■ **PROBLEM DESCRIPTION**: Search the material below for the string "входящих" and list each line that holds it.

■ **PROVIDED ENTRIES**:
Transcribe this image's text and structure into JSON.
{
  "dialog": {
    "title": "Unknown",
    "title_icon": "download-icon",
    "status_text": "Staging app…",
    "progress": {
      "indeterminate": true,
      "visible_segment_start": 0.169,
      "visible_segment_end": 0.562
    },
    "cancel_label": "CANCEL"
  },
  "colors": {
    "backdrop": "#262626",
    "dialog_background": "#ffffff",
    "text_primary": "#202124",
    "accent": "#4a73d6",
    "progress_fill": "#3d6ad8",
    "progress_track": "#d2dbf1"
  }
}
---
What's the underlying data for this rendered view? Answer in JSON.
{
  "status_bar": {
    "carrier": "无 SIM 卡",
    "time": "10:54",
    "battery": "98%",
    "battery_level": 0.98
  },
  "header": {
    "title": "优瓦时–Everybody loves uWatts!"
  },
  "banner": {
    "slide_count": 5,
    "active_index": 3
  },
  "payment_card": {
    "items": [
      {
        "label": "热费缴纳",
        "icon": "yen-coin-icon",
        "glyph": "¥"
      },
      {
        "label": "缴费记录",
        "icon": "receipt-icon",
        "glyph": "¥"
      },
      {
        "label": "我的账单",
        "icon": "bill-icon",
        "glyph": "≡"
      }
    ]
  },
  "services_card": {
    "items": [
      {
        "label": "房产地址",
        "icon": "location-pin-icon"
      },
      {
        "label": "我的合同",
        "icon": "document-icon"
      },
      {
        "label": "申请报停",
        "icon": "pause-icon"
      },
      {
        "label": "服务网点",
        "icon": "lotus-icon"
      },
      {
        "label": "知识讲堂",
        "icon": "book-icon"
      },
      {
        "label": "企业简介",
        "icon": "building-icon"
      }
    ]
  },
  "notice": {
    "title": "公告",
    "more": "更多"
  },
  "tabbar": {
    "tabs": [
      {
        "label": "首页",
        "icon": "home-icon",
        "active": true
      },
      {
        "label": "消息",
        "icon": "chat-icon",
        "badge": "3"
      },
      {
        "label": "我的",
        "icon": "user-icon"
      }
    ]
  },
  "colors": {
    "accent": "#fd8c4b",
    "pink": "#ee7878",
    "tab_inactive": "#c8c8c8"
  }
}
--
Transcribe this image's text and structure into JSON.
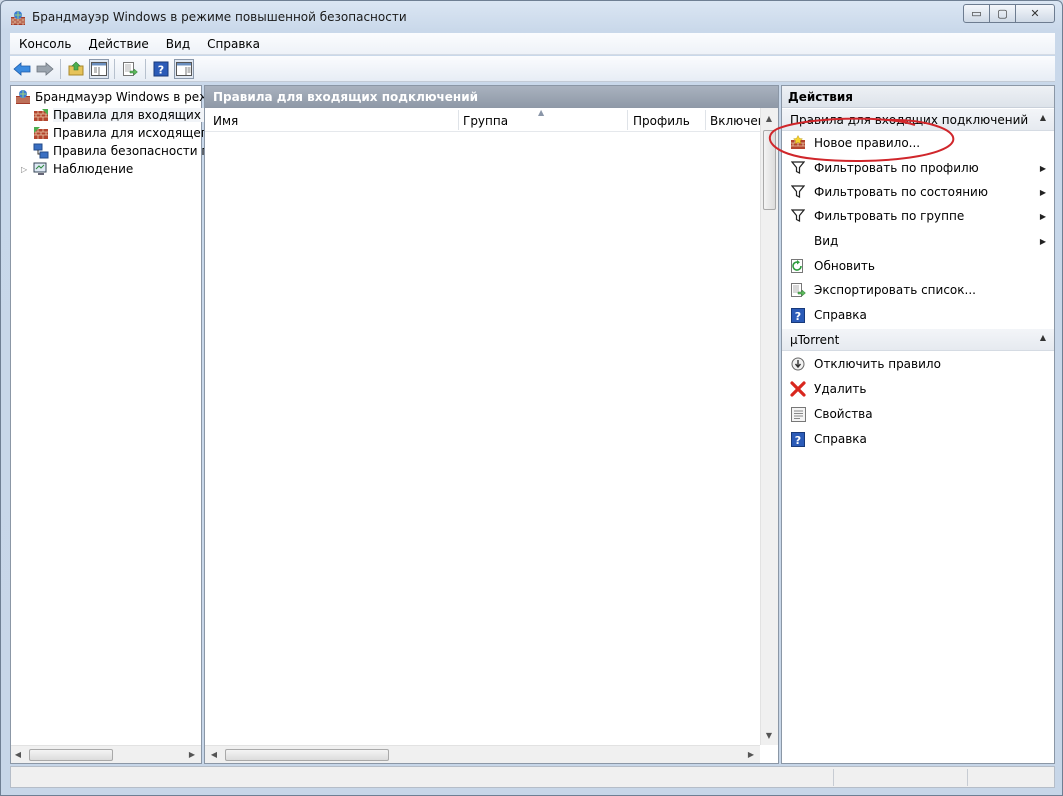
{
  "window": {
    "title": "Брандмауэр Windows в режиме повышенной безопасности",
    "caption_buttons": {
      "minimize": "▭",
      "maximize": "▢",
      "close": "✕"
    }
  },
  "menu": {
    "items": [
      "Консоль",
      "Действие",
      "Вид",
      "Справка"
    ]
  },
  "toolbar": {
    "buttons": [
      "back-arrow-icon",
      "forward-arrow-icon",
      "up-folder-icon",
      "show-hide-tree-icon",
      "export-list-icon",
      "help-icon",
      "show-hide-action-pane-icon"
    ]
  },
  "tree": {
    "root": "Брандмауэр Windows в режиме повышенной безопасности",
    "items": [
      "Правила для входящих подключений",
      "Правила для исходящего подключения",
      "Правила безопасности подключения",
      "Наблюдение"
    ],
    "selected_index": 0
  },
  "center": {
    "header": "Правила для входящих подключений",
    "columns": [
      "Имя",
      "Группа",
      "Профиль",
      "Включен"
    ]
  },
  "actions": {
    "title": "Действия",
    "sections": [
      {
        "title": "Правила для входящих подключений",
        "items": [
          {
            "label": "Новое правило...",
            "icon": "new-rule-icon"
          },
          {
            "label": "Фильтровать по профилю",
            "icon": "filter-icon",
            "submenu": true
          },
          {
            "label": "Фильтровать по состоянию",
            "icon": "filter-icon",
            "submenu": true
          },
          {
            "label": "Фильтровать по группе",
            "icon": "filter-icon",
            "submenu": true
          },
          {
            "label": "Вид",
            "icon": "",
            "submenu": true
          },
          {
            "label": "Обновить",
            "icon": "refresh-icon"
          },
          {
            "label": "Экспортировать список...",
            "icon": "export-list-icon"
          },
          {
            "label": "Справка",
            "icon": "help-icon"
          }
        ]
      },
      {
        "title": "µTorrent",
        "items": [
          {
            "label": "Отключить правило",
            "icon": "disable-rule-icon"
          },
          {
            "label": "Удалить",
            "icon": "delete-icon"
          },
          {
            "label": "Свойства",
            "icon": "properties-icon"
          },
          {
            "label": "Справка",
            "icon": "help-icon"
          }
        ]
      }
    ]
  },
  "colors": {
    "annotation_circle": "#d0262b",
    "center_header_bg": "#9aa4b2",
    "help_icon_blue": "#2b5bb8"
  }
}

■ **RESPONSE TO THIS EXERCISE**:
      "Правила для входящих подключений",
    "header": "Правила для входящих подключений",
        "title": "Правила для входящих подключений",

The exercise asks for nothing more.